> [EXERCISE INPUTS]

--- --- ---

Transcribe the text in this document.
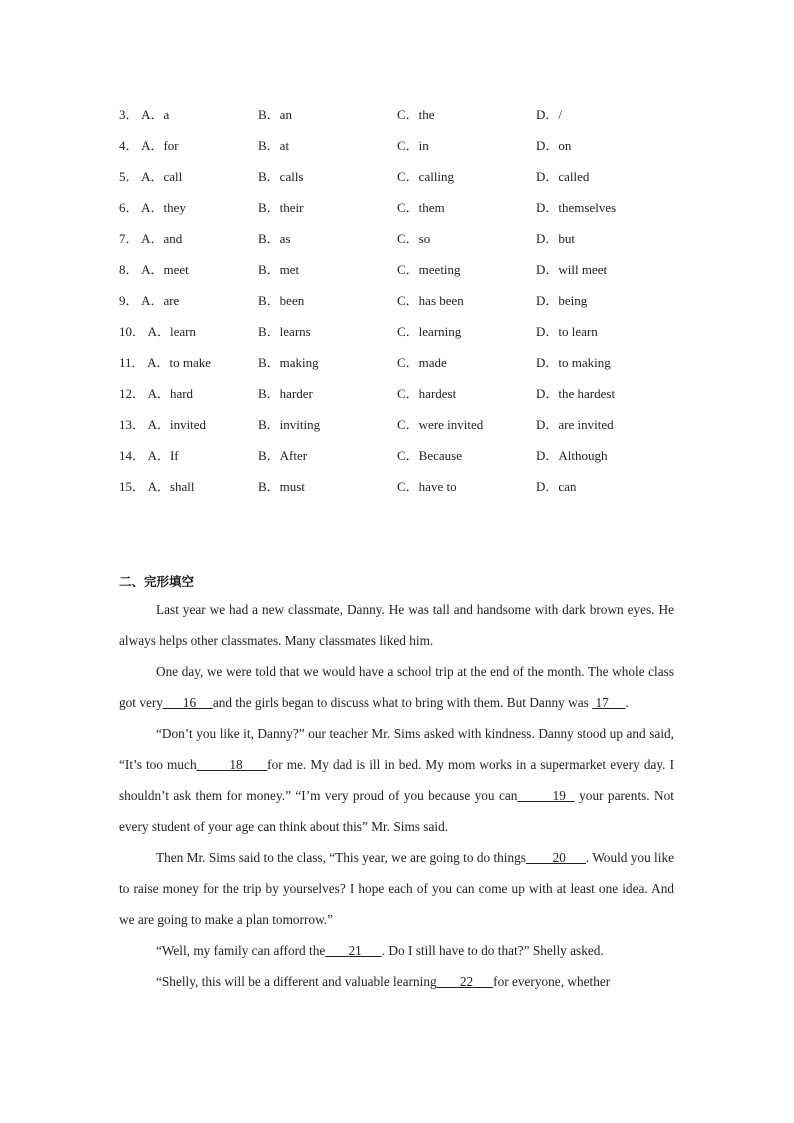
3． A．a	B．an	C．the	D．/
4． A．for	B．at	C．in	D．on
5． A．call	B．calls	C．calling	D．called
6． A．they	B．their	C．them	D．themselves
7． A．and	B．as	C．so	D．but
8． A．meet	B．met	C．meeting	D．will meet
9． A．are	B．been	C．has been	D．being
10． A．learn	B．learns	C．learning	D．to learn
11． A．to make	B．making	C．made	D．to making
12． A．hard	B．harder	C．hardest	D．the hardest
13． A．invited	B．inviting	C．were invited	D．are invited
14． A．If	B．After	C．Because	D．Although
15． A．shall	B．must	C．have to	D．can
二、完形填空

Last year we had a new classmate, Danny. He was tall and handsome with dark brown eyes. He always helps other classmates. Many classmates liked him.

One day, we were told that we would have a school trip at the end of the month. The whole class got very      16     and the girls began to discuss what to bring with them. But Danny was  17     .

“Don’t you like it, Danny?” our teacher Mr. Sims asked with kindness. Danny stood up and said, “It’s too much        18      for me. My dad is ill in bed. My mom works in a supermarket every day. I shouldn’t ask them for money.” “I’m very proud of you because you can        19   your parents. Not every student of your age can think about this” Mr. Sims said.

Then Mr. Sims said to the class, “This year, we are going to do things        20      . Would you like to raise money for the trip by yourselves? I hope each of you can come up with at least one idea. And we are going to make a plan tomorrow.”

“Well, my family can afford the       21      . Do I still have to do that?” Shelly asked.

“Shelly, this will be a different and valuable learning       22      for everyone, whether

--- --- ---

> [WHAT IS REQUIRED]
Keep the pictures out of the copy and write out the data exactly as it stands.

> [SOLUTION]
Transcribe the text in this document.
3． A．a	B．an	C．the	D．/
4． A．for	B．at	C．in	D．on
5． A．call	B．calls	C．calling	D．called
6． A．they	B．their	C．them	D．themselves
7． A．and	B．as	C．so	D．but
8． A．meet	B．met	C．meeting	D．will meet
9． A．are	B．been	C．has been	D．being
10． A．learn	B．learns	C．learning	D．to learn
11． A．to make	B．making	C．made	D．to making
12． A．hard	B．harder	C．hardest	D．the hardest
13． A．invited	B．inviting	C．were invited	D．are invited
14． A．If	B．After	C．Because	D．Although
15． A．shall	B．must	C．have to	D．can
二、完形填空

Last year we had a new classmate, Danny. He was tall and handsome with dark brown eyes. He always helps other classmates. Many classmates liked him.

One day, we were told that we would have a school trip at the end of the month. The whole class got very      16     and the girls began to discuss what to bring with them. But Danny was  17     .

“Don’t you like it, Danny?” our teacher Mr. Sims asked with kindness. Danny stood up and said, “It’s too much        18      for me. My dad is ill in bed. My mom works in a supermarket every day. I shouldn’t ask them for money.” “I’m very proud of you because you can        19   your parents. Not every student of your age can think about this” Mr. Sims said.

Then Mr. Sims said to the class, “This year, we are going to do things        20      . Would you like to raise money for the trip by yourselves? I hope each of you can come up with at least one idea. And we are going to make a plan tomorrow.”

“Well, my family can afford the       21      . Do I still have to do that?” Shelly asked.

“Shelly, this will be a different and valuable learning       22      for everyone, whether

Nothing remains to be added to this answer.